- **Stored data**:
______________________________

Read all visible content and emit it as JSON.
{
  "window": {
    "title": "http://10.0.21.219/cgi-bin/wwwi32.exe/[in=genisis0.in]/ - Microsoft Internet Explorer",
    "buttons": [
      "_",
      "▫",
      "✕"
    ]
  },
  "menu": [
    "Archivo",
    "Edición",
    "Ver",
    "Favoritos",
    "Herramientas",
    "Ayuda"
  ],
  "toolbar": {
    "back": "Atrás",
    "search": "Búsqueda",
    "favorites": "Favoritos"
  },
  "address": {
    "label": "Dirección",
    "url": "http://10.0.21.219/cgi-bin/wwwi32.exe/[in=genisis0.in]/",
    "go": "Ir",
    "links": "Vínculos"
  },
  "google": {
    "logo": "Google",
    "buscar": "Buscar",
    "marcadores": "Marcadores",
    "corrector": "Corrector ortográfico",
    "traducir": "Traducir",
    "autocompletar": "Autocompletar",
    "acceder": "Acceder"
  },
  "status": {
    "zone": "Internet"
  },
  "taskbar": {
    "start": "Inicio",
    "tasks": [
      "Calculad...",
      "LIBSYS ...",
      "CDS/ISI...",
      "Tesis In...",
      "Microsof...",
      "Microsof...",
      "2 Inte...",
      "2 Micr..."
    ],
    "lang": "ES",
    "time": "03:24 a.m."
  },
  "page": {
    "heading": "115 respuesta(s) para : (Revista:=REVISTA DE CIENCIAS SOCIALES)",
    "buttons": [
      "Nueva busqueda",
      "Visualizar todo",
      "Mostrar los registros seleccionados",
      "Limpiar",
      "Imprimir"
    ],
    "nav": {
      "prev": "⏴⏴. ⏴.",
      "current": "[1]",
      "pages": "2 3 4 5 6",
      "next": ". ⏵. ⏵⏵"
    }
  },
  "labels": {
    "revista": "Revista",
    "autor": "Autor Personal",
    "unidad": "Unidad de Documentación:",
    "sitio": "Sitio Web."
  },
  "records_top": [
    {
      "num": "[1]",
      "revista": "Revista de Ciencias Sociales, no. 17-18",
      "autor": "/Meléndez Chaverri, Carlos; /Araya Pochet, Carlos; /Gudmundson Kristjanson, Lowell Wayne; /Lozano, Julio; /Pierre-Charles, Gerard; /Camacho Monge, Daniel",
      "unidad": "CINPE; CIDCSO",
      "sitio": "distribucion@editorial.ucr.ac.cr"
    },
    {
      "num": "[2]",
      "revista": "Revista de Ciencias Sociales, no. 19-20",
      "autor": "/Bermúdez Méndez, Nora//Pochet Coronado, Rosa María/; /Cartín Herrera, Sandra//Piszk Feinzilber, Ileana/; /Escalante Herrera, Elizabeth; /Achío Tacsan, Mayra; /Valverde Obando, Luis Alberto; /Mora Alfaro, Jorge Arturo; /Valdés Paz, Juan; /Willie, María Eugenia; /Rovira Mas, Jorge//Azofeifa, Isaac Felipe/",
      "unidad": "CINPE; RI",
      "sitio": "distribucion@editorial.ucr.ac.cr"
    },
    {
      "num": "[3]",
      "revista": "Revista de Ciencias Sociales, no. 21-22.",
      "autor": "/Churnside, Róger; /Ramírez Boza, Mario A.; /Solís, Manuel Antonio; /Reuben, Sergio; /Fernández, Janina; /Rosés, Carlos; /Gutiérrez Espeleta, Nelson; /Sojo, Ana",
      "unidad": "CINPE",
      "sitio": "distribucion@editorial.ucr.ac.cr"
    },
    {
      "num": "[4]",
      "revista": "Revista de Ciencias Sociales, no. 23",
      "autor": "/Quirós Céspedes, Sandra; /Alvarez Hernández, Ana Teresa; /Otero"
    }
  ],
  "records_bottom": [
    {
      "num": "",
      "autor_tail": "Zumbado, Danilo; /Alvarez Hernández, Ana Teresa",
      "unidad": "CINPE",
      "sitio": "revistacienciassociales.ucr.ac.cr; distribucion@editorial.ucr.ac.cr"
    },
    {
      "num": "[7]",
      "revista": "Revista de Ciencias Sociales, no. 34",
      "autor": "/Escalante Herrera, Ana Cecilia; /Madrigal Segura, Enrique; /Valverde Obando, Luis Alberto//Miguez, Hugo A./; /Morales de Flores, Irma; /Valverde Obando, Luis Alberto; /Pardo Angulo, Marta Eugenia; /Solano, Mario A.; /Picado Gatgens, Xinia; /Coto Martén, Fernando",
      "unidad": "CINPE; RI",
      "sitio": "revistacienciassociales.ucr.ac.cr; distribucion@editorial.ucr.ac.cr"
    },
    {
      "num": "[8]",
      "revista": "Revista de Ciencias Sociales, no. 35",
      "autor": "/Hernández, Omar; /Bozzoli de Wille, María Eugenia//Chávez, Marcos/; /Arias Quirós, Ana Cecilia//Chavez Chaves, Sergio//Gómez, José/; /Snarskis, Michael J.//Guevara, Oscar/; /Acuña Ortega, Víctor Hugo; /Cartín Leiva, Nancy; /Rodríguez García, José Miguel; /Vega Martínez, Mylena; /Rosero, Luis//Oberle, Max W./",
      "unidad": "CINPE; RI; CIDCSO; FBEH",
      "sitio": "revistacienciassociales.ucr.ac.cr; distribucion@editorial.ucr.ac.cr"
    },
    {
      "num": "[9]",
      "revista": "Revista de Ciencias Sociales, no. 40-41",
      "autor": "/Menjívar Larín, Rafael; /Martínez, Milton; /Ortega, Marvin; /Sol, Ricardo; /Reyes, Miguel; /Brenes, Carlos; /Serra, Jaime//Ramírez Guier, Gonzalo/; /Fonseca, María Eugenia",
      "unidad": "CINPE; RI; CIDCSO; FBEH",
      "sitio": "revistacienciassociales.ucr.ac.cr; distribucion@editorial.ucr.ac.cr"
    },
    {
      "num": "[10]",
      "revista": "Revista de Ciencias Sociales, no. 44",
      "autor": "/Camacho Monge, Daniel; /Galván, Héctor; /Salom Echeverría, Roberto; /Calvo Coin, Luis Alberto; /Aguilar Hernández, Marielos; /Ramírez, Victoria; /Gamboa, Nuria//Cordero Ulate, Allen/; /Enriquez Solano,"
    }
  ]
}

______________________________

- **What you have to do**: Pull out all lines from the entries above in which the word "Hugo" appears.

- **Response**:
      "autor": "/Escalante Herrera, Ana Cecilia; /Madrigal Segura, Enrique; /Valverde Obando, Luis Alberto//Miguez, Hugo A./; /Morales de Flores, Irma; /Valverde Obando, Luis Alberto; /Pardo Angulo, Marta Eugenia; /Solano, Mario A.; /Picado Gatgens, Xinia; /Coto Martén, Fernando",
      "autor": "/Hernández, Omar; /Bozzoli de Wille, María Eugenia//Chávez, Marcos/; /Arias Quirós, Ana Cecilia//Chavez Chaves, Sergio//Gómez, José/; /Snarskis, Michael J.//Guevara, Oscar/; /Acuña Ortega, Víctor Hugo; /Cartín Leiva, Nancy; /Rodríguez García, José Miguel; /Vega Martínez, Mylena; /Rosero, Luis//Oberle, Max W./",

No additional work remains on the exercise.